--- start Record excerpts ---
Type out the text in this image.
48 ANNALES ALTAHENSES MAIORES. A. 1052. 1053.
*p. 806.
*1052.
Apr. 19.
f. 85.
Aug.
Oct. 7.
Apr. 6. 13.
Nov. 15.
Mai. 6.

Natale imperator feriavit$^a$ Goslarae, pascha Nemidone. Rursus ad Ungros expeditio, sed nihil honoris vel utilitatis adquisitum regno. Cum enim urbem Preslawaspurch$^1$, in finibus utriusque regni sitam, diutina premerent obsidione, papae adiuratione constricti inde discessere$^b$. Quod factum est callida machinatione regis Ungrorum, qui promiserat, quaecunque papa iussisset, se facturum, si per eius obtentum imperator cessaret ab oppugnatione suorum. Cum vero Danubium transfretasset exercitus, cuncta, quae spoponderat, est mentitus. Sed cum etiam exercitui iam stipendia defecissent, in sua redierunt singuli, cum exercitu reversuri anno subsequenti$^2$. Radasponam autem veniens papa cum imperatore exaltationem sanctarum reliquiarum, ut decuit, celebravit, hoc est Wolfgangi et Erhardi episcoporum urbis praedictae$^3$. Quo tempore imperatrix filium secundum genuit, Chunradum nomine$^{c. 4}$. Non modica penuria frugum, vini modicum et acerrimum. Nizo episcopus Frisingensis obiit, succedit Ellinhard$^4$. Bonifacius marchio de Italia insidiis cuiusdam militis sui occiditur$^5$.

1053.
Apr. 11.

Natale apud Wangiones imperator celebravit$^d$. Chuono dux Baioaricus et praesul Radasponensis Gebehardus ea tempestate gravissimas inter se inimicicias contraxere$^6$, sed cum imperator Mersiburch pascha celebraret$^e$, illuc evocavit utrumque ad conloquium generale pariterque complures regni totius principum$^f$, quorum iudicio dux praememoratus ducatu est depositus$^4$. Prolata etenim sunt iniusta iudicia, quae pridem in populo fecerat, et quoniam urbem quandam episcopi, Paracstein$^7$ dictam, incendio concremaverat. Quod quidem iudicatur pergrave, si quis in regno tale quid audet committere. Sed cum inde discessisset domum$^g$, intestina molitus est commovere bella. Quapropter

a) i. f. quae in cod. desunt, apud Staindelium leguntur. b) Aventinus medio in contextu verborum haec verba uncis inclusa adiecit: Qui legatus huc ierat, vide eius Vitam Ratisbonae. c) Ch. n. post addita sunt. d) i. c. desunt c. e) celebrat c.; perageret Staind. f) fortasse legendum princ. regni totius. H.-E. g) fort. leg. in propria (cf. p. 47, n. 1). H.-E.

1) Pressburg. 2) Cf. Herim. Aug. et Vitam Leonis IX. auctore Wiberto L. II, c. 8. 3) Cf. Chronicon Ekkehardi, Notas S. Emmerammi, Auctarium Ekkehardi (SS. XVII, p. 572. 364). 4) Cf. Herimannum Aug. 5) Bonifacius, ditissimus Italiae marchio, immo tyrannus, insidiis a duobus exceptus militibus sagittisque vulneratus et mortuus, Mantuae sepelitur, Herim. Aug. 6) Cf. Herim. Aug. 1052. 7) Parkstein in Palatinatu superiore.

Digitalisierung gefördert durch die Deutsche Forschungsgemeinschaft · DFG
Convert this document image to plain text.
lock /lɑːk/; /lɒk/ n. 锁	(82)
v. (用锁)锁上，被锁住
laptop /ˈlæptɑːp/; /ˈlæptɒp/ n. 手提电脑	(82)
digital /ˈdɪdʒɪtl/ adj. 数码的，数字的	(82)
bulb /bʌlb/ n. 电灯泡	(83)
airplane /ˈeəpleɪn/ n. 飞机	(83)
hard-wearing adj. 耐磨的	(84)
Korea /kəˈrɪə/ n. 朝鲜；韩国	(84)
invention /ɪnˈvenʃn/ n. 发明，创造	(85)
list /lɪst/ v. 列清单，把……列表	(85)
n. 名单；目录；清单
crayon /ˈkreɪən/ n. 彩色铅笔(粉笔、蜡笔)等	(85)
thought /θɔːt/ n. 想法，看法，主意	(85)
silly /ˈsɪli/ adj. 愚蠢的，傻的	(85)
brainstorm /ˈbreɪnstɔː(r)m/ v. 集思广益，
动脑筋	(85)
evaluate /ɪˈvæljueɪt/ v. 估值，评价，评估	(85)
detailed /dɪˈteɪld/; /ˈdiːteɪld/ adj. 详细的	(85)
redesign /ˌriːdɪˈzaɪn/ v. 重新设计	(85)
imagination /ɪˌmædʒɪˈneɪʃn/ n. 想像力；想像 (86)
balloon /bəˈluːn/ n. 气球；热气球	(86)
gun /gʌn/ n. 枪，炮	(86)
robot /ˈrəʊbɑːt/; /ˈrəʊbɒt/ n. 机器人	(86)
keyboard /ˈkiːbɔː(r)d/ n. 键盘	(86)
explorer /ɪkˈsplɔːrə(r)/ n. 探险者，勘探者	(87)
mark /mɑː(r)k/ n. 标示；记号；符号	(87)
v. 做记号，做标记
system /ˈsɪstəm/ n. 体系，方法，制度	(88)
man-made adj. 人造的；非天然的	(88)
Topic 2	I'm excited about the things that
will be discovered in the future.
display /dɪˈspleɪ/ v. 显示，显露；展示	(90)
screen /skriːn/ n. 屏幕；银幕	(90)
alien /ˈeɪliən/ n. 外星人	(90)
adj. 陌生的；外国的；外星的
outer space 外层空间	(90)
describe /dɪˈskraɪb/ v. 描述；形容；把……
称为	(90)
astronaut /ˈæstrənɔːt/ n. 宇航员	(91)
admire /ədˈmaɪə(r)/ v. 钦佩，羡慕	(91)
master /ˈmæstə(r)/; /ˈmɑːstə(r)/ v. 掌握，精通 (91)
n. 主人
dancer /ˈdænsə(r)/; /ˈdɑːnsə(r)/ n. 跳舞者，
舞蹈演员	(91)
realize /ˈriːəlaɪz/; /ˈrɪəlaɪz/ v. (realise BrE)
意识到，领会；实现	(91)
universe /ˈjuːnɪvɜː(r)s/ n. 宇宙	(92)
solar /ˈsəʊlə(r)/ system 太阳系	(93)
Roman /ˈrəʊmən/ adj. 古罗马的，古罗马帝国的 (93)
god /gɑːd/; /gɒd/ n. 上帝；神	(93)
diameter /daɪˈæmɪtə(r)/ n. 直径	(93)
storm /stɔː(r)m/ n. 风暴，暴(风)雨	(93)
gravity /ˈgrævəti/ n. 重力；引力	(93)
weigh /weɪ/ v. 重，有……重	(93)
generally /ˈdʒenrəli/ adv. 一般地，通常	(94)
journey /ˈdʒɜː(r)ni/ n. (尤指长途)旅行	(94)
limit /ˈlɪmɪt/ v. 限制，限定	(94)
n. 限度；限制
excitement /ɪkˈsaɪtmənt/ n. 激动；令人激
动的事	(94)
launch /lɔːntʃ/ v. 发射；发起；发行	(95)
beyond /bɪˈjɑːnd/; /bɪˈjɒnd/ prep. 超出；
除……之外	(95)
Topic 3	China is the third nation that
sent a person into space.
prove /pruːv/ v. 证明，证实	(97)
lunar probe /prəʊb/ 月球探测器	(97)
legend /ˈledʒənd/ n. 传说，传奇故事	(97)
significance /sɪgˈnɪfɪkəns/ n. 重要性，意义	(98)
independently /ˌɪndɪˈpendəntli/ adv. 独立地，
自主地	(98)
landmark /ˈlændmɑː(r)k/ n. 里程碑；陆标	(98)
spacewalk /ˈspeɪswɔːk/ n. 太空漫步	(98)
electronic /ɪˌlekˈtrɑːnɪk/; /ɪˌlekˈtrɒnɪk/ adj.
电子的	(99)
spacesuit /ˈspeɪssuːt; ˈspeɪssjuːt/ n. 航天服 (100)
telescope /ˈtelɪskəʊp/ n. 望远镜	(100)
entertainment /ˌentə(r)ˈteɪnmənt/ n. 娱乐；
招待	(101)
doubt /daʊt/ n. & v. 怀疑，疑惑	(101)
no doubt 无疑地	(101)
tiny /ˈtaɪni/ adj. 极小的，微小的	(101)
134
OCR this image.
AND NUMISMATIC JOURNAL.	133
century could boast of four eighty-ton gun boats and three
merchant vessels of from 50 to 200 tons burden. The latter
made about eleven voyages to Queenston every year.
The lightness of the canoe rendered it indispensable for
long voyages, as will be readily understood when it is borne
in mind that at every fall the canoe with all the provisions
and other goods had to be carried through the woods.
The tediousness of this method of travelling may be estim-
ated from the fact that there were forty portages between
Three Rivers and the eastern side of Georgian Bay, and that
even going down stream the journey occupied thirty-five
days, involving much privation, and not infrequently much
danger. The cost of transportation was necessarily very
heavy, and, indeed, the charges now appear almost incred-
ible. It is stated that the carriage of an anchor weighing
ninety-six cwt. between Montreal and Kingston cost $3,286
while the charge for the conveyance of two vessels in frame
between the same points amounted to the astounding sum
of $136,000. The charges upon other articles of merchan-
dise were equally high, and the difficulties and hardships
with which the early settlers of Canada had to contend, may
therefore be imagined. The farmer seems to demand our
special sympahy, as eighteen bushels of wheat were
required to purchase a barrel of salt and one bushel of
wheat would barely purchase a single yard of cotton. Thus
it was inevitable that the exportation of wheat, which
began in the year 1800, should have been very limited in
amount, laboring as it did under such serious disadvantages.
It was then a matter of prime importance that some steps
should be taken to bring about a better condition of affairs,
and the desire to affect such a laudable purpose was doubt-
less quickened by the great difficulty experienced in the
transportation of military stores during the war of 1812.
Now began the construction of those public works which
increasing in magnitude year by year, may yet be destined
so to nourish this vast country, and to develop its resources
--- end Record excerpts ---
## Task requirements
Copy out each line of the records where the string "Bonifacius" appears.

## Task response
Natale imperator feriavit$^a$ Goslarae, pascha Nemidone. Rursus ad Ungros expeditio, sed nihil honoris vel utilitatis adquisitum regno. Cum enim urbem Preslawaspurch$^1$, in finibus utriusque regni sitam, diutina premerent obsidione, papae adiuratione constricti inde discessere$^b$. Quod factum est callida machinatione regis Ungrorum, qui promiserat, quaecunque papa iussisset, se facturum, si per eius obtentum imperator cessaret ab oppugnatione suorum. Cum vero Danubium transfretasset exercitus, cuncta, quae spoponderat, est mentitus. Sed cum etiam exercitui iam stipendia defecissent, in sua redierunt singuli, cum exercitu reversuri anno subsequenti$^2$. Radasponam autem veniens papa cum imperatore exaltationem sanctarum reliquiarum, ut decuit, celebravit, hoc est Wolfgangi et Erhardi episcoporum urbis praedictae$^3$. Quo tempore imperatrix filium secundum genuit, Chunradum nomine$^{c. 4}$. Non modica penuria frugum, vini modicum et acerrimum. Nizo episcopus Frisingensis obiit, succedit Ellinhard$^4$. Bonifacius marchio de Italia insidiis cuiusdam militis sui occiditur$^5$.
1) Pressburg. 2) Cf. Herim. Aug. et Vitam Leonis IX. auctore Wiberto L. II, c. 8. 3) Cf. Chronicon Ekkehardi, Notas S. Emmerammi, Auctarium Ekkehardi (SS. XVII, p. 572. 364). 4) Cf. Herimannum Aug. 5) Bonifacius, ditissimus Italiae marchio, immo tyrannus, insidiis a duobus exceptus militibus sagittisque vulneratus et mortuus, Mantuae sepelitur, Herim. Aug. 6) Cf. Herim. Aug. 1052. 7) Parkstein in Palatinatu superiore.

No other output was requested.